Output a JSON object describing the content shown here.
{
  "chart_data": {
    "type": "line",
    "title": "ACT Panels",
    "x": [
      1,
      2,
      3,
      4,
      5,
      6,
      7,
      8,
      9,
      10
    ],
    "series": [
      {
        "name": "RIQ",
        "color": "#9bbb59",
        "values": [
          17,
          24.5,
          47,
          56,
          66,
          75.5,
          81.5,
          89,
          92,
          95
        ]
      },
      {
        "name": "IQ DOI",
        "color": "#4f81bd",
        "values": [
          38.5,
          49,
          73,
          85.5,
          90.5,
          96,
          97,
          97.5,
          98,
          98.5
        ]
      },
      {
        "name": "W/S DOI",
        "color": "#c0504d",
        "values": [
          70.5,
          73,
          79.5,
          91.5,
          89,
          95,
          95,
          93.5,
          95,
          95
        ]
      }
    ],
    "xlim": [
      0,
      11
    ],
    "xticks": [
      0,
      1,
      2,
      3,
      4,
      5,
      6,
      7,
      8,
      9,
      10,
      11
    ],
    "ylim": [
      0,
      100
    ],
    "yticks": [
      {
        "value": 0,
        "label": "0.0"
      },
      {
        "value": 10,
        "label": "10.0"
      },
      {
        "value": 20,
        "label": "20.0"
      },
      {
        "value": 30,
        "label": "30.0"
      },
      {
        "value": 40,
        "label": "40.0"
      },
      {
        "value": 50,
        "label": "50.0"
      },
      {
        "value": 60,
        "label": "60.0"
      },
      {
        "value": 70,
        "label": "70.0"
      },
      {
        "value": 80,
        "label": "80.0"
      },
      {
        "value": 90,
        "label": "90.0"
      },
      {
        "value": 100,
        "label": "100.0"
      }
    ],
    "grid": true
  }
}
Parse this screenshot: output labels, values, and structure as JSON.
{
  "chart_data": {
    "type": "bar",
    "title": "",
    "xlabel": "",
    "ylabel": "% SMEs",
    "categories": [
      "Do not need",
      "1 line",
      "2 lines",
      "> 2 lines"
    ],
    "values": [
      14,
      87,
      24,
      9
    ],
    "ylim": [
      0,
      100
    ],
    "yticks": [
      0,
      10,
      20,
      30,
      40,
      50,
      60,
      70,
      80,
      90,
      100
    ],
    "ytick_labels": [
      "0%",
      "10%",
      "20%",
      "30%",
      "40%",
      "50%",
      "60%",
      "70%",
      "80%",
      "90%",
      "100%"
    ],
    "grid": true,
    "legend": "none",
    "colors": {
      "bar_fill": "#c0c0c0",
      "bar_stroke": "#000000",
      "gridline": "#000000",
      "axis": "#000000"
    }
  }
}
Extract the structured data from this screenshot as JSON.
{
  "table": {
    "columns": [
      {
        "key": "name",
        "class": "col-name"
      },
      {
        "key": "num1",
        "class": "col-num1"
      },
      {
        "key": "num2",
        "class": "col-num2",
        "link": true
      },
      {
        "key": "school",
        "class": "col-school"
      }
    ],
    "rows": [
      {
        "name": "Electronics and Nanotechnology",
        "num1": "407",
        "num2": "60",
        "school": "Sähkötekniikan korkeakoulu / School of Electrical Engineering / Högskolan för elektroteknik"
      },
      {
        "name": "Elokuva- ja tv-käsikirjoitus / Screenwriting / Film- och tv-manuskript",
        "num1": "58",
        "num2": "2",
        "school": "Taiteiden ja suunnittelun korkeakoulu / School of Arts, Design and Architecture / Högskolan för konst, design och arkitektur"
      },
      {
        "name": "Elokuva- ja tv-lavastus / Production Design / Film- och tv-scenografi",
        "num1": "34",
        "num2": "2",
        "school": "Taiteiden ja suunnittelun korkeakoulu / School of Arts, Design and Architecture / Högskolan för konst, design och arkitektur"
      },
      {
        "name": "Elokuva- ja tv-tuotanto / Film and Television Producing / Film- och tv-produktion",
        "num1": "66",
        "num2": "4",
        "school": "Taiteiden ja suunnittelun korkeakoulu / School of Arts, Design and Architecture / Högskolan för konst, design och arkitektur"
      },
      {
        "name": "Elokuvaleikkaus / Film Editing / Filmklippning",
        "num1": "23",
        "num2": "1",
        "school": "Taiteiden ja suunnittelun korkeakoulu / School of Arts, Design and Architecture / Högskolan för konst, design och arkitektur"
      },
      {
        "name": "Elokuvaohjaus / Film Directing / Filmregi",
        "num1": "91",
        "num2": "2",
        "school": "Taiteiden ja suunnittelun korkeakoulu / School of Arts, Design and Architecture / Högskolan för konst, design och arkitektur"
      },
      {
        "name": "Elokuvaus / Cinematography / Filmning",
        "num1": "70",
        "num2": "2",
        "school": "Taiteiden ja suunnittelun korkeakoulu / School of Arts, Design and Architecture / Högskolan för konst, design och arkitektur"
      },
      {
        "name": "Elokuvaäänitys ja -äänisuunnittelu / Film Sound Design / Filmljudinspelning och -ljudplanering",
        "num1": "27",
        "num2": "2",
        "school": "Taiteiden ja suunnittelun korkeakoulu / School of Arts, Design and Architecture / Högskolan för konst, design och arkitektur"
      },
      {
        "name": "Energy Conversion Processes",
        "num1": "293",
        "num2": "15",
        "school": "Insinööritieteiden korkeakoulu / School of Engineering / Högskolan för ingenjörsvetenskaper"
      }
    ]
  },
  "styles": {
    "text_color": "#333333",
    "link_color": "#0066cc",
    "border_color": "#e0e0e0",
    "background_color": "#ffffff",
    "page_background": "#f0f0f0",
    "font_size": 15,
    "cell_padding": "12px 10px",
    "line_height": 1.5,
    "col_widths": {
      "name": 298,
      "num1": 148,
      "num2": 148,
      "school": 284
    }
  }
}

(Work required):
Only lines with "this" are wanted here; list each of them.

(Solution):
Parse this screenshot: output labels, values, and structure as JSON.
Extract the structured data from this screenshot as JSON.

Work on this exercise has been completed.